::: Records to use

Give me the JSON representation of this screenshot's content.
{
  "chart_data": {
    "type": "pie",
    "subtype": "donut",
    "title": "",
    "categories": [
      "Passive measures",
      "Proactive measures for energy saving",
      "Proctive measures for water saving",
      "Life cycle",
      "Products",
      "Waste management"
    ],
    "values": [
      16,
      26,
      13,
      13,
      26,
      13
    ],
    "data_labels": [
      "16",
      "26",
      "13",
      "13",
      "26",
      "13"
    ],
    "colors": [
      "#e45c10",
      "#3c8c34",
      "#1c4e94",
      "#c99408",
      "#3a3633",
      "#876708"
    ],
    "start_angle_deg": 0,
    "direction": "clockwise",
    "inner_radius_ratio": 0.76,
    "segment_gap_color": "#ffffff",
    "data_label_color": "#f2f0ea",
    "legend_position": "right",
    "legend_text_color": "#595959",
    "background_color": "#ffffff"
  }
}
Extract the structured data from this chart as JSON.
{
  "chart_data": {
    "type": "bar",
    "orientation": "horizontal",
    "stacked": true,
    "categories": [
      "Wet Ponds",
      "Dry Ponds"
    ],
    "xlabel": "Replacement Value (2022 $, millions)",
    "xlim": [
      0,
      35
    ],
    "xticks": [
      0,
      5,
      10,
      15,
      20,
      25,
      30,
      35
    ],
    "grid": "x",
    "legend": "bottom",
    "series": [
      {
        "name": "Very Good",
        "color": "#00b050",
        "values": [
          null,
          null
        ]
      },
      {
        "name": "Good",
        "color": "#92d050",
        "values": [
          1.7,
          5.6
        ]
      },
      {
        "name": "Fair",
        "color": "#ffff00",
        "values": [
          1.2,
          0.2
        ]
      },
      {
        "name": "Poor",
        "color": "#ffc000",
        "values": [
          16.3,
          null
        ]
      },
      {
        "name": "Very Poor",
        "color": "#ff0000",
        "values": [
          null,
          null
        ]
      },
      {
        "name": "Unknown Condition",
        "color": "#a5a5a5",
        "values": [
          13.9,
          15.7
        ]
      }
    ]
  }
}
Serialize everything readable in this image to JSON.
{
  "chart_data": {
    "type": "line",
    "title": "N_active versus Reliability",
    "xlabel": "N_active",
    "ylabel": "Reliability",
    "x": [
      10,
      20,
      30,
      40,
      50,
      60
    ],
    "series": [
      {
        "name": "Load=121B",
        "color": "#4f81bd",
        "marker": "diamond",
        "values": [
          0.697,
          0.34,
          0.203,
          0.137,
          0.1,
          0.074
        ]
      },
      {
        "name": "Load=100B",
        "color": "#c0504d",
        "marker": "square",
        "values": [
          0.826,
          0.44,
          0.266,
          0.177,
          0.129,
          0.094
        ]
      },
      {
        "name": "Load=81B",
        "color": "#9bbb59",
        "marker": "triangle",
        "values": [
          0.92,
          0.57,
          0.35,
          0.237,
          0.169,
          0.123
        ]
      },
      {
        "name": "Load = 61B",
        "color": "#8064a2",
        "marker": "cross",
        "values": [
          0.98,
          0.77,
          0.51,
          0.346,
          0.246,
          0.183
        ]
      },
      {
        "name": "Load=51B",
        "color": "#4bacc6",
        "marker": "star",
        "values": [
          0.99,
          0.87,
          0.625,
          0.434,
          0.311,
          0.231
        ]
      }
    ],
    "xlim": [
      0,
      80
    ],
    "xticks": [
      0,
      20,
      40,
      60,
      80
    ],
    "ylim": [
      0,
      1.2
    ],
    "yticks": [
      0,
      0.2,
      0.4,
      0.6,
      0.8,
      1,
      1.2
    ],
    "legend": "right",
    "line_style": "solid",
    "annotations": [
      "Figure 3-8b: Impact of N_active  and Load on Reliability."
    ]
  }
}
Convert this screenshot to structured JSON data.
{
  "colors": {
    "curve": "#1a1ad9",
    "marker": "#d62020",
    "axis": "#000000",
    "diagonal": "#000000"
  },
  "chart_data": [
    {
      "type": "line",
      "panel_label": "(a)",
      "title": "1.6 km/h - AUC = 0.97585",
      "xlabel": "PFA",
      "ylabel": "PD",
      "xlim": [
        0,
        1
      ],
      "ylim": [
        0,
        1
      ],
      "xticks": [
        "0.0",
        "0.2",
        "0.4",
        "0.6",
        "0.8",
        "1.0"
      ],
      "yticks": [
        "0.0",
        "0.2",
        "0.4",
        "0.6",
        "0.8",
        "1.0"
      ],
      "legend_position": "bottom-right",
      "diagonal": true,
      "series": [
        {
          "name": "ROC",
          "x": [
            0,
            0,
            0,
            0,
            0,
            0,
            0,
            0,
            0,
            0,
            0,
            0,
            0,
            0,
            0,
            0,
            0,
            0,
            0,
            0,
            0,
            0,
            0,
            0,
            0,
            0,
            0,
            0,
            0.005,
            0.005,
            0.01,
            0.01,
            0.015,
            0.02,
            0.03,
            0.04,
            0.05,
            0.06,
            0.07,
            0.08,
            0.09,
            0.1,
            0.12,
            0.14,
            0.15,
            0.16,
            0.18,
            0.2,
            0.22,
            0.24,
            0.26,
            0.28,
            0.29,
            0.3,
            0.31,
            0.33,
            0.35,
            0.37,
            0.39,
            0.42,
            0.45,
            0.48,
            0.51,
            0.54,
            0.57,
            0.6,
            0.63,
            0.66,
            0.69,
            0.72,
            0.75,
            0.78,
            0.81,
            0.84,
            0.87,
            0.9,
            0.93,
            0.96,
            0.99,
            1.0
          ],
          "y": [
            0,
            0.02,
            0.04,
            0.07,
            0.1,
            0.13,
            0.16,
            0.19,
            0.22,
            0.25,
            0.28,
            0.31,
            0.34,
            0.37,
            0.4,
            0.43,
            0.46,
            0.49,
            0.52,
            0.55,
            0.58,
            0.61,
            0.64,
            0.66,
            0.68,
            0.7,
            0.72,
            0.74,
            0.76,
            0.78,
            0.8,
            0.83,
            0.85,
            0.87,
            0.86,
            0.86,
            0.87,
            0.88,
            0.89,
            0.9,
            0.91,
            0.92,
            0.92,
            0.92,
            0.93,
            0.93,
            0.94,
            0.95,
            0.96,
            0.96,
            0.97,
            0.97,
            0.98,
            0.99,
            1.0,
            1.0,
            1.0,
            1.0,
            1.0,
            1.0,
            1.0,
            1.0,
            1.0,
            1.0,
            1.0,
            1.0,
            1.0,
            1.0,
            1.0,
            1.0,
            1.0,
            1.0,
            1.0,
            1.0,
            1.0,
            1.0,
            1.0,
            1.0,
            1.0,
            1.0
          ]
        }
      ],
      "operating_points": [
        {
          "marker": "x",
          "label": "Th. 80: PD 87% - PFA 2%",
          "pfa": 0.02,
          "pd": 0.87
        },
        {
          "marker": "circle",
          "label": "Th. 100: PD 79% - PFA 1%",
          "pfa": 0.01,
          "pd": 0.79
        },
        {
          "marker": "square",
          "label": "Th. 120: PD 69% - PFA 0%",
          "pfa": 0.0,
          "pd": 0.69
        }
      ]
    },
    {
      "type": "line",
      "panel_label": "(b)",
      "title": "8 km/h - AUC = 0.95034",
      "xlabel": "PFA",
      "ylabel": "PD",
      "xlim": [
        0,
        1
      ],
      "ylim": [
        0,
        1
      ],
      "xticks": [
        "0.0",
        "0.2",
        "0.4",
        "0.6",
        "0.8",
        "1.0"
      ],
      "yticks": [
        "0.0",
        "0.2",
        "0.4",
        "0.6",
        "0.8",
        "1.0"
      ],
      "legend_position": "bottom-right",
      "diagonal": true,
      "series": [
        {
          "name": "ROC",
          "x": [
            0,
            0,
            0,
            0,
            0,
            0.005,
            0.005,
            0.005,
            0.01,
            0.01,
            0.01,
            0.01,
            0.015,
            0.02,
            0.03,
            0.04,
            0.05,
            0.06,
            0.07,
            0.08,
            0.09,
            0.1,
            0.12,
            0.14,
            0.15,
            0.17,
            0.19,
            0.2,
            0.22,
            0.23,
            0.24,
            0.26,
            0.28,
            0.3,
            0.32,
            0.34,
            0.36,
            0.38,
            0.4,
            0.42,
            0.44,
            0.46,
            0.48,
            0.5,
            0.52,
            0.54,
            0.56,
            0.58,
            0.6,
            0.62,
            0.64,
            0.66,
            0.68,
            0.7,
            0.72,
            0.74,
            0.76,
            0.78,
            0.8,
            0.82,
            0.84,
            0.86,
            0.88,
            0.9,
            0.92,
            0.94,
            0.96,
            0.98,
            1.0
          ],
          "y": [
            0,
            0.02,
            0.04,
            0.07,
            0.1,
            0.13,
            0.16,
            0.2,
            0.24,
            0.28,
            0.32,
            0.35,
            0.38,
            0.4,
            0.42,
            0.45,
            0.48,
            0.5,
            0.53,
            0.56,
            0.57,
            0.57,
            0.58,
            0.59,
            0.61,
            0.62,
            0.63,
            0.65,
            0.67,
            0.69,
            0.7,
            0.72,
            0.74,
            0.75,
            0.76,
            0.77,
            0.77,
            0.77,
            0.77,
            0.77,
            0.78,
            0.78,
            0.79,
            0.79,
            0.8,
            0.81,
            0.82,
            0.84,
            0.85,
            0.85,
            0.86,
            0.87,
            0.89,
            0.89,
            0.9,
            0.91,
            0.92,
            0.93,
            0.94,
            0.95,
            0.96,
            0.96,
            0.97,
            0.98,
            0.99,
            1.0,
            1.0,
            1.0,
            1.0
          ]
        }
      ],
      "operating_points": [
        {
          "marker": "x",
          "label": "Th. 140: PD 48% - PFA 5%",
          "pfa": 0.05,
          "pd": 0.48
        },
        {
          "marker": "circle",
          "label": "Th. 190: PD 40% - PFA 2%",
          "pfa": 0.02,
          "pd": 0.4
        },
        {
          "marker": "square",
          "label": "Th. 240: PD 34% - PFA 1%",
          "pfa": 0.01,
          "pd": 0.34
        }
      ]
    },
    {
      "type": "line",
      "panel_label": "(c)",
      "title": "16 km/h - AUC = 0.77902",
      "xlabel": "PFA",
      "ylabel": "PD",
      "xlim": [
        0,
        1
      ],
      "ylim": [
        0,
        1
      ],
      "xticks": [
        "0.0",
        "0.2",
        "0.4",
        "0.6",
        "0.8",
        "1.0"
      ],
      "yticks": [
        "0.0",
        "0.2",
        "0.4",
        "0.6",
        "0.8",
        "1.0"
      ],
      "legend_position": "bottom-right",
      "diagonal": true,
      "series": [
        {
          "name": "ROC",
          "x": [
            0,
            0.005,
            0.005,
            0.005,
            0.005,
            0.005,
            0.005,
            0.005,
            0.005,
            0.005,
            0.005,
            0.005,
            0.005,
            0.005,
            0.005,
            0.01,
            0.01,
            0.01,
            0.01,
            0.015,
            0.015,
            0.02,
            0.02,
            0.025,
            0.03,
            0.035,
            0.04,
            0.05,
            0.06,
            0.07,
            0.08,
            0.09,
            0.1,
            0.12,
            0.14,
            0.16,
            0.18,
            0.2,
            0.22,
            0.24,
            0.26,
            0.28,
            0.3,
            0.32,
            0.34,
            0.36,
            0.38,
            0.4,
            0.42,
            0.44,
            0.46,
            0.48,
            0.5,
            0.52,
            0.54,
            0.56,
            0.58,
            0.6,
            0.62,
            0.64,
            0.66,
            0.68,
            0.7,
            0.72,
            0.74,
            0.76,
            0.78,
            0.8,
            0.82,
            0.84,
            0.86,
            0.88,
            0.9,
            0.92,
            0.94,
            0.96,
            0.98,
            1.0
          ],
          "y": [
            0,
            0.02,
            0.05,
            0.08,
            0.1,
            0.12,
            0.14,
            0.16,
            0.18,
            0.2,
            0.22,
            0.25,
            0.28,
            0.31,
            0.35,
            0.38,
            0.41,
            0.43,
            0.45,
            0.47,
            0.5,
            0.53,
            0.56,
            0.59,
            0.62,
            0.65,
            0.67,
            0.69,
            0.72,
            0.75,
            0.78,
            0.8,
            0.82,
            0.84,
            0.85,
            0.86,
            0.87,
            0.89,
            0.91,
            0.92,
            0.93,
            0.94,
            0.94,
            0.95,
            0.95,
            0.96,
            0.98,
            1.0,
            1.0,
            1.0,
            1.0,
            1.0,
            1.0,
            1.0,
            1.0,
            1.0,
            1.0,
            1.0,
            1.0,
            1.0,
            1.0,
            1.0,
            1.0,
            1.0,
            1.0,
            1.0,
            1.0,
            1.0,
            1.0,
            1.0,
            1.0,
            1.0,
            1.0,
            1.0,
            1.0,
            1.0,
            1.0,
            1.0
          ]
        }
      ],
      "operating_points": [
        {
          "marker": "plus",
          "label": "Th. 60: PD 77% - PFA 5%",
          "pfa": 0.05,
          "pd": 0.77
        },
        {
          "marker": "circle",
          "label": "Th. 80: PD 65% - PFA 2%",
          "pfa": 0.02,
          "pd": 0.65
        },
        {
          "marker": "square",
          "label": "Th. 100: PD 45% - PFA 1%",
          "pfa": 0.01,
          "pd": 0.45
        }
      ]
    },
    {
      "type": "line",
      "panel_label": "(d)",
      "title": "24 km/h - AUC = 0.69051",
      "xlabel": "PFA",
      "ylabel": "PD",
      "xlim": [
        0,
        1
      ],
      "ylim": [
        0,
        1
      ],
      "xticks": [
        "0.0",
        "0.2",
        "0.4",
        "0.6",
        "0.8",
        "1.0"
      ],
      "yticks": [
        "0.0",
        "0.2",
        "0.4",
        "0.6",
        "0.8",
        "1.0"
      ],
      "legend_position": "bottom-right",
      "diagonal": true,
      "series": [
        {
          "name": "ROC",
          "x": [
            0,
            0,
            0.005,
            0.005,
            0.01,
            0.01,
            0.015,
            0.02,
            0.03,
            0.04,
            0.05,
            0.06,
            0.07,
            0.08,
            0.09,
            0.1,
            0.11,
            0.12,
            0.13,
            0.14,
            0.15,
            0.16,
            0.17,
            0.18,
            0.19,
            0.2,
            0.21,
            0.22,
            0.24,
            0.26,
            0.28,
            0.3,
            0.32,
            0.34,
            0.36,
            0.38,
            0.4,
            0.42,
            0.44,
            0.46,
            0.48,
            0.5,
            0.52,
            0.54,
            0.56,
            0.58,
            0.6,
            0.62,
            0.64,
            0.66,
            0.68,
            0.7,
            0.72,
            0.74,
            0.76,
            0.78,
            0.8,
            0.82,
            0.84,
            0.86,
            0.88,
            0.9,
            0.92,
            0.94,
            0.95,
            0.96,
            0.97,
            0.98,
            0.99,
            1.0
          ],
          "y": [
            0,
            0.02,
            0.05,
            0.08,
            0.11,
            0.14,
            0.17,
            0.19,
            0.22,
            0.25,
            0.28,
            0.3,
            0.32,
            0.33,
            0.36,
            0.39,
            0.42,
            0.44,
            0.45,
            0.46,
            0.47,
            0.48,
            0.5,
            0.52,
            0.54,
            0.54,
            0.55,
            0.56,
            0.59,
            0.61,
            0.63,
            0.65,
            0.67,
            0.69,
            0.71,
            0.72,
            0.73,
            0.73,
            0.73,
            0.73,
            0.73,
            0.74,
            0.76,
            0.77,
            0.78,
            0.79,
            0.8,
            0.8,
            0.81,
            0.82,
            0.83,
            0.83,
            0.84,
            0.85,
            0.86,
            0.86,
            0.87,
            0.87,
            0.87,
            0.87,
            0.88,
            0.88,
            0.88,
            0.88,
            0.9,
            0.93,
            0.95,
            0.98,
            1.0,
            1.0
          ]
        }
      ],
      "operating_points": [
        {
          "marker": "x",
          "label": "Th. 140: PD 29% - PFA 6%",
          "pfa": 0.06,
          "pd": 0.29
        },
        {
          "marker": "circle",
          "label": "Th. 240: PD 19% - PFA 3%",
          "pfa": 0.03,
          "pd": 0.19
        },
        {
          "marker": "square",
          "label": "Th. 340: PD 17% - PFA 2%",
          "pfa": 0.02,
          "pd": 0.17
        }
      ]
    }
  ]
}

::::::

▶ **Set problem**
Copy all lines of the listing above that contain the string "measures".

▶ **Answer below**
      "Passive measures",
      "Proactive measures for energy saving",
      "Proctive measures for water saving",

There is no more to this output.